Work through the entries below and report how many lines include "second". The number alone is the answer.

== Dataset entries ==

::::::

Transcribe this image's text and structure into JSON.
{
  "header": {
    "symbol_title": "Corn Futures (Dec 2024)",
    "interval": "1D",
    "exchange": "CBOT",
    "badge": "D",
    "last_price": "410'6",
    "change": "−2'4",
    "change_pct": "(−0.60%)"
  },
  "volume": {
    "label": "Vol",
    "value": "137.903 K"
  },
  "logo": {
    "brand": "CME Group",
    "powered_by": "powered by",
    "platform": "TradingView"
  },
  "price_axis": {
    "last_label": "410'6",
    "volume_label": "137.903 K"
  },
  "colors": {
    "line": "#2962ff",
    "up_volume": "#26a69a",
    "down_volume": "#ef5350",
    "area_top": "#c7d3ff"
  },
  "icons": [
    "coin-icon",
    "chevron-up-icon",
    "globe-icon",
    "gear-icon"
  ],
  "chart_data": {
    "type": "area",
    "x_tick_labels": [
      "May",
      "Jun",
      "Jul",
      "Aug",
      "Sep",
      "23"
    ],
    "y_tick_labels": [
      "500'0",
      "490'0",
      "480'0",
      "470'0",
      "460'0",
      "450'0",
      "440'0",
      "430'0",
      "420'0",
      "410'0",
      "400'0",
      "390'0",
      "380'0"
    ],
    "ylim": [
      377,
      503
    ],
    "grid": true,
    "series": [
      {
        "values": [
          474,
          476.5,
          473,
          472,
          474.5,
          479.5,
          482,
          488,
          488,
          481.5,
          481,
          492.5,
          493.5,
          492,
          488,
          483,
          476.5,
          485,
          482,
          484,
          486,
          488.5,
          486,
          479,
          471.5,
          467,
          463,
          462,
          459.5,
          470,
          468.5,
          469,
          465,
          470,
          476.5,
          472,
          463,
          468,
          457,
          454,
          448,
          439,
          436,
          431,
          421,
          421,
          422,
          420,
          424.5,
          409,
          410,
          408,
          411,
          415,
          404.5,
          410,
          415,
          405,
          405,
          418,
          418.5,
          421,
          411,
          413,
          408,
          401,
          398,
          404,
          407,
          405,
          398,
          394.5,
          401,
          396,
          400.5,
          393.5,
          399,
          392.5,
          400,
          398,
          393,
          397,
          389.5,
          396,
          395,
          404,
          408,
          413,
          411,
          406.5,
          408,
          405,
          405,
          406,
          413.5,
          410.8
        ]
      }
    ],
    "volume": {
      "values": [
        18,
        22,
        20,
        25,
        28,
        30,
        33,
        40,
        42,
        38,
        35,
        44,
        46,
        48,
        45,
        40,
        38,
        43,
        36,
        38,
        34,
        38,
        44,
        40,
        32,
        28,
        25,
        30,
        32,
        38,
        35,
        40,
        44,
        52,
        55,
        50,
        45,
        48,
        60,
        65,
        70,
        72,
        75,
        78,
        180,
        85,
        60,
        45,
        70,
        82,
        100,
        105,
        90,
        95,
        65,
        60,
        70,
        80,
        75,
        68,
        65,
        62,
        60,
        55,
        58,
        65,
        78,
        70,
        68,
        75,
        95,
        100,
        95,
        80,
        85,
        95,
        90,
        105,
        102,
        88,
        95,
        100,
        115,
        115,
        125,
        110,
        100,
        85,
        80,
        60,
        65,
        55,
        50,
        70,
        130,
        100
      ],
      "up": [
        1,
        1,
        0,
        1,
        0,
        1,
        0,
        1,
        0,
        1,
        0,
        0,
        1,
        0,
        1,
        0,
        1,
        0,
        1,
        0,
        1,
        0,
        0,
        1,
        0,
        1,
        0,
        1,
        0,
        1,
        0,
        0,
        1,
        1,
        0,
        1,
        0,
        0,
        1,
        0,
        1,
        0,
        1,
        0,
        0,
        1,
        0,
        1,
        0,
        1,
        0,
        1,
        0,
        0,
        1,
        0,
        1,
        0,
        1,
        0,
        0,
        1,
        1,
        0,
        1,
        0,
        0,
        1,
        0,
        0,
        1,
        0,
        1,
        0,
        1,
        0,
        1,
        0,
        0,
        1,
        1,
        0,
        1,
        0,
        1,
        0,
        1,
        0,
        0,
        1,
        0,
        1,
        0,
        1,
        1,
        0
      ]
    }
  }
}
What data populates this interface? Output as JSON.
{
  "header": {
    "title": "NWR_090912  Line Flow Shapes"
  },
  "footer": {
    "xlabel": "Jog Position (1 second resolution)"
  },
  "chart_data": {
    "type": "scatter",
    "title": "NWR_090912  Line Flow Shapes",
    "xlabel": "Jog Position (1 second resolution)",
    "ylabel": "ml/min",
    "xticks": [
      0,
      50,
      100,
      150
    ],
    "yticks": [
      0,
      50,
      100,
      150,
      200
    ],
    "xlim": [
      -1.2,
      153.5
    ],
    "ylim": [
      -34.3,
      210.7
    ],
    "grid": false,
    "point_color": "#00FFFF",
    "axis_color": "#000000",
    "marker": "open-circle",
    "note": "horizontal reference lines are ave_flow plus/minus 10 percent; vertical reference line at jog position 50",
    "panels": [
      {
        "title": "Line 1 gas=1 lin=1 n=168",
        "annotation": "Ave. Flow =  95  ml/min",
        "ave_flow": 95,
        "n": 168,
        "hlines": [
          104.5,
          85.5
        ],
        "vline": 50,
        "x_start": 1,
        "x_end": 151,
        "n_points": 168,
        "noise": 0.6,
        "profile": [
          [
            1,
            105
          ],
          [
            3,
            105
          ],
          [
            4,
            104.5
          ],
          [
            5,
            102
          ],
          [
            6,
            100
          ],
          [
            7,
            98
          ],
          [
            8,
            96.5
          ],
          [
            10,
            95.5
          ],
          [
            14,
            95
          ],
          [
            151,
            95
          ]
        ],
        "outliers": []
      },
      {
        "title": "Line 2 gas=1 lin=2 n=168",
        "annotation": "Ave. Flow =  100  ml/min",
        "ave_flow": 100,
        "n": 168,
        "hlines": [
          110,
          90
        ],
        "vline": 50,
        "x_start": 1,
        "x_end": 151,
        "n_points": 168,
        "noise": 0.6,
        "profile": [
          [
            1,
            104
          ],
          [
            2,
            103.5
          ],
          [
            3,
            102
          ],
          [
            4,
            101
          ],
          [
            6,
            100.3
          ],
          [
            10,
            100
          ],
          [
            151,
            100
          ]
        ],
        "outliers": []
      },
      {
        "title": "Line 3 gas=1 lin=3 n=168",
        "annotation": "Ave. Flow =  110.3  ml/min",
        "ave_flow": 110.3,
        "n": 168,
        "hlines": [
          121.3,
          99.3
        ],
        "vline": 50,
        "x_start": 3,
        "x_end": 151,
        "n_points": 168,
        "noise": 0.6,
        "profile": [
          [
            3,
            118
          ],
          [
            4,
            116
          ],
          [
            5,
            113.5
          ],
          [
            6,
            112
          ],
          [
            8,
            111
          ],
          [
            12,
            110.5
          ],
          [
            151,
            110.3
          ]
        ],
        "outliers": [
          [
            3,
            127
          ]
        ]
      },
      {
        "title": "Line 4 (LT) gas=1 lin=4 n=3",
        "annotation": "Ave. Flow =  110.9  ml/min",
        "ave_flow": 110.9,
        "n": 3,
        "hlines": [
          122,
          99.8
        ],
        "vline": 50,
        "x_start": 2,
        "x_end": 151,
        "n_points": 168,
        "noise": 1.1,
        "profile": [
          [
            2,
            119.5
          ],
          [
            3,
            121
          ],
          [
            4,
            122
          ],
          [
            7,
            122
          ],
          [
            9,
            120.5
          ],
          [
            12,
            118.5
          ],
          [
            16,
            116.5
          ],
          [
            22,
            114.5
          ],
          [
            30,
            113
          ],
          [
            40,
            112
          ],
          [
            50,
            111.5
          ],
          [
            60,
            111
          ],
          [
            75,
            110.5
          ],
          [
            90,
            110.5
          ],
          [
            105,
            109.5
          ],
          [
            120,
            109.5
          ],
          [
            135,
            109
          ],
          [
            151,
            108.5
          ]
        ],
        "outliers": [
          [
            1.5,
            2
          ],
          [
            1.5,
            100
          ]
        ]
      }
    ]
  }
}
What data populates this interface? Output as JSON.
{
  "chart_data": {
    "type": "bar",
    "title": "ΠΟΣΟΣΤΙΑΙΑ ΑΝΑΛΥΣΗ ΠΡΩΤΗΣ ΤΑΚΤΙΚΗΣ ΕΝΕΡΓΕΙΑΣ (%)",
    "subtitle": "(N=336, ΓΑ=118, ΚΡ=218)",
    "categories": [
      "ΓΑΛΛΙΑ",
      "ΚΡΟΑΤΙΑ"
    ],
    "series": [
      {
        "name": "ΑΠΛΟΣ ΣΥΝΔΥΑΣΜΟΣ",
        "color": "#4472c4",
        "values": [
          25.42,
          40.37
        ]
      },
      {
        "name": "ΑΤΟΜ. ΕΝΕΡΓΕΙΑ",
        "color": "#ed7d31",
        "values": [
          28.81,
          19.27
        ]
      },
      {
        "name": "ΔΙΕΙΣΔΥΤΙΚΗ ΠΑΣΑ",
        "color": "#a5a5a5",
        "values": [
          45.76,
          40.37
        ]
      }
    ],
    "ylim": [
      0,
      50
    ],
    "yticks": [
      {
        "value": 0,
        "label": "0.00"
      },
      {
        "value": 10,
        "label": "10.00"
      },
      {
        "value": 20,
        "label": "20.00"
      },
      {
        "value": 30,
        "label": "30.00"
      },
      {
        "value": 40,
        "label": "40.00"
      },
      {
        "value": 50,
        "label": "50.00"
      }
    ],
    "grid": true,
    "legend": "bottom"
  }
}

::::::

== Solution ==
2